* Exercise details:
How many of these lines hold the string "label"? Answer with the number only.

* Data for the task:
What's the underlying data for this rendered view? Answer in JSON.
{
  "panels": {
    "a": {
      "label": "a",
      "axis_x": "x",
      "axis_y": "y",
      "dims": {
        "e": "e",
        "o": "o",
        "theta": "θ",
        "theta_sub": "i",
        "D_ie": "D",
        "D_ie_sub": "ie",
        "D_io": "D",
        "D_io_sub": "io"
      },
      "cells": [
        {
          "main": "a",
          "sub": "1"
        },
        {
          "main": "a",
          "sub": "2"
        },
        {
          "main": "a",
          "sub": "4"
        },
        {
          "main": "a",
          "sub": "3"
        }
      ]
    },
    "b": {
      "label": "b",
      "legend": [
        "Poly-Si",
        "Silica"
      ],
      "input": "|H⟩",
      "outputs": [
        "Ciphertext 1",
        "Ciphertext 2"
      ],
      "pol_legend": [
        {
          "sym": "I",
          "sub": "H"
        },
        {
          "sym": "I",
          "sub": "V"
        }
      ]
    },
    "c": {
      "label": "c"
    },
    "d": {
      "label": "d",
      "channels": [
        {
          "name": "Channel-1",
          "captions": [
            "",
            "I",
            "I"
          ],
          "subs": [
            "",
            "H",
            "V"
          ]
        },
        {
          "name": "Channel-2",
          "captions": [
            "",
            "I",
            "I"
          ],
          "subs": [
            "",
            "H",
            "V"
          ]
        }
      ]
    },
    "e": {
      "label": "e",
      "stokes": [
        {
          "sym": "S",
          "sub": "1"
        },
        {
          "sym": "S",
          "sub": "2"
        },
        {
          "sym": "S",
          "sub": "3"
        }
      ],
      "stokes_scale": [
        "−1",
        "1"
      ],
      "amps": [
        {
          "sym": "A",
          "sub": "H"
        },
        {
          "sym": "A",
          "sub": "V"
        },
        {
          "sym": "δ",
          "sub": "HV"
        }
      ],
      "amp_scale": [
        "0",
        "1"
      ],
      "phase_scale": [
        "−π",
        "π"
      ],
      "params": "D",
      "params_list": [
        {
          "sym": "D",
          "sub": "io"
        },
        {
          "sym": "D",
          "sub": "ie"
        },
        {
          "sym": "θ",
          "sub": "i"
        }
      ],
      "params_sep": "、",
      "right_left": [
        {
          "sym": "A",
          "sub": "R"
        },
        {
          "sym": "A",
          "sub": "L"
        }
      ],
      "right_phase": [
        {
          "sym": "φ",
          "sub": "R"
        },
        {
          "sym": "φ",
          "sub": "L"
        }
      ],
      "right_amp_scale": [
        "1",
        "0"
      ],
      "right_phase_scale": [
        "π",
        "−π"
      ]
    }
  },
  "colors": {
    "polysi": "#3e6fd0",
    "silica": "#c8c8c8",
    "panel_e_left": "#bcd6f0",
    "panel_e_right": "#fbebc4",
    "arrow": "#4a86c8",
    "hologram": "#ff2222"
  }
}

* The response:
5